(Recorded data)
• • • • •

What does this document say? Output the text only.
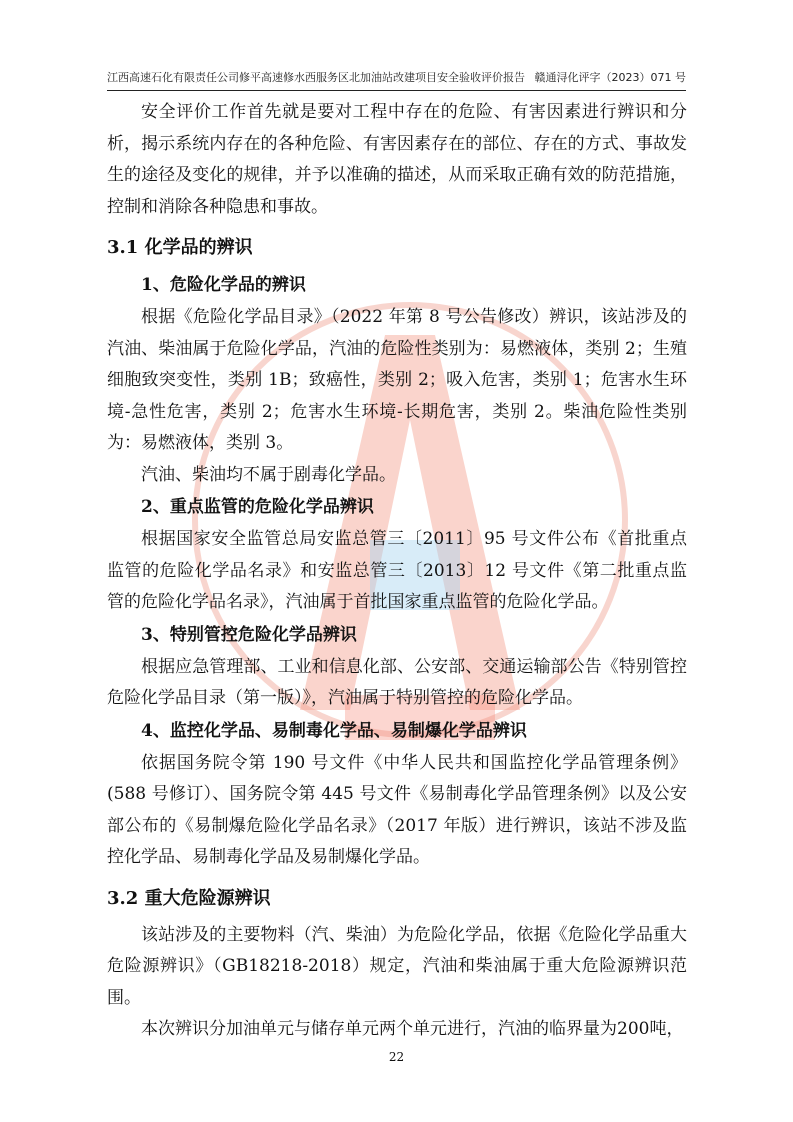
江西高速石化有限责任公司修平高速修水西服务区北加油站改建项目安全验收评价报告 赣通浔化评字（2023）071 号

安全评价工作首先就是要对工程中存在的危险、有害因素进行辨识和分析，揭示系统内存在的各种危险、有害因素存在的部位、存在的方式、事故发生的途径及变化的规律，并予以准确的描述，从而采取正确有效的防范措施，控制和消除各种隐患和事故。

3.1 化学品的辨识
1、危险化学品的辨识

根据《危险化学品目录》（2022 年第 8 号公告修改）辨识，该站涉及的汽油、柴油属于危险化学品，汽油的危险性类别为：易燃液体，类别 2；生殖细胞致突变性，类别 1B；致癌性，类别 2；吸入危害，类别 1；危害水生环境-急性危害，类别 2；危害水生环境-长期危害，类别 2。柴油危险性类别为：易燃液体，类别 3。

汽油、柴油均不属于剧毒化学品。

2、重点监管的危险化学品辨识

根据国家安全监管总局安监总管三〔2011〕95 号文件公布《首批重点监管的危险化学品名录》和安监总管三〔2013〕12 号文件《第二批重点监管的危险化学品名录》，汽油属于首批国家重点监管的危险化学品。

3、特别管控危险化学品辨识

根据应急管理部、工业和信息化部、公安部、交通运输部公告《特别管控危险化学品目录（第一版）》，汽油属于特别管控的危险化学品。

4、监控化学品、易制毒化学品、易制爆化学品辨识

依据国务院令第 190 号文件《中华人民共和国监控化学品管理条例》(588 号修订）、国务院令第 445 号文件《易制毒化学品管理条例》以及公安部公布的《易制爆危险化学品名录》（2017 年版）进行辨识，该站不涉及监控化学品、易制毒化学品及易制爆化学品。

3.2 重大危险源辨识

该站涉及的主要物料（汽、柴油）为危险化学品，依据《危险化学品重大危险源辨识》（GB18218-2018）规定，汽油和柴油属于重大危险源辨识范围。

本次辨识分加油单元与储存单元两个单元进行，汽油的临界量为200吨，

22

• • • • •

REQUIREMENT
Without including any pictures, output all the entries above exactly.

WORKED SOLUTION
What does this document say? Output the text only.
江西高速石化有限责任公司修平高速修水西服务区北加油站改建项目安全验收评价报告 赣通浔化评字（2023）071 号

安全评价工作首先就是要对工程中存在的危险、有害因素进行辨识和分析，揭示系统内存在的各种危险、有害因素存在的部位、存在的方式、事故发生的途径及变化的规律，并予以准确的描述，从而采取正确有效的防范措施，控制和消除各种隐患和事故。

3.1 化学品的辨识
1、危险化学品的辨识

根据《危险化学品目录》（2022 年第 8 号公告修改）辨识，该站涉及的汽油、柴油属于危险化学品，汽油的危险性类别为：易燃液体，类别 2；生殖细胞致突变性，类别 1B；致癌性，类别 2；吸入危害，类别 1；危害水生环境-急性危害，类别 2；危害水生环境-长期危害，类别 2。柴油危险性类别为：易燃液体，类别 3。

汽油、柴油均不属于剧毒化学品。

2、重点监管的危险化学品辨识

根据国家安全监管总局安监总管三〔2011〕95 号文件公布《首批重点监管的危险化学品名录》和安监总管三〔2013〕12 号文件《第二批重点监管的危险化学品名录》，汽油属于首批国家重点监管的危险化学品。

3、特别管控危险化学品辨识

根据应急管理部、工业和信息化部、公安部、交通运输部公告《特别管控危险化学品目录（第一版）》，汽油属于特别管控的危险化学品。

4、监控化学品、易制毒化学品、易制爆化学品辨识

依据国务院令第 190 号文件《中华人民共和国监控化学品管理条例》(588 号修订）、国务院令第 445 号文件《易制毒化学品管理条例》以及公安部公布的《易制爆危险化学品名录》（2017 年版）进行辨识，该站不涉及监控化学品、易制毒化学品及易制爆化学品。

3.2 重大危险源辨识

该站涉及的主要物料（汽、柴油）为危险化学品，依据《危险化学品重大危险源辨识》（GB18218-2018）规定，汽油和柴油属于重大危险源辨识范围。

本次辨识分加油单元与储存单元两个单元进行，汽油的临界量为200吨，

22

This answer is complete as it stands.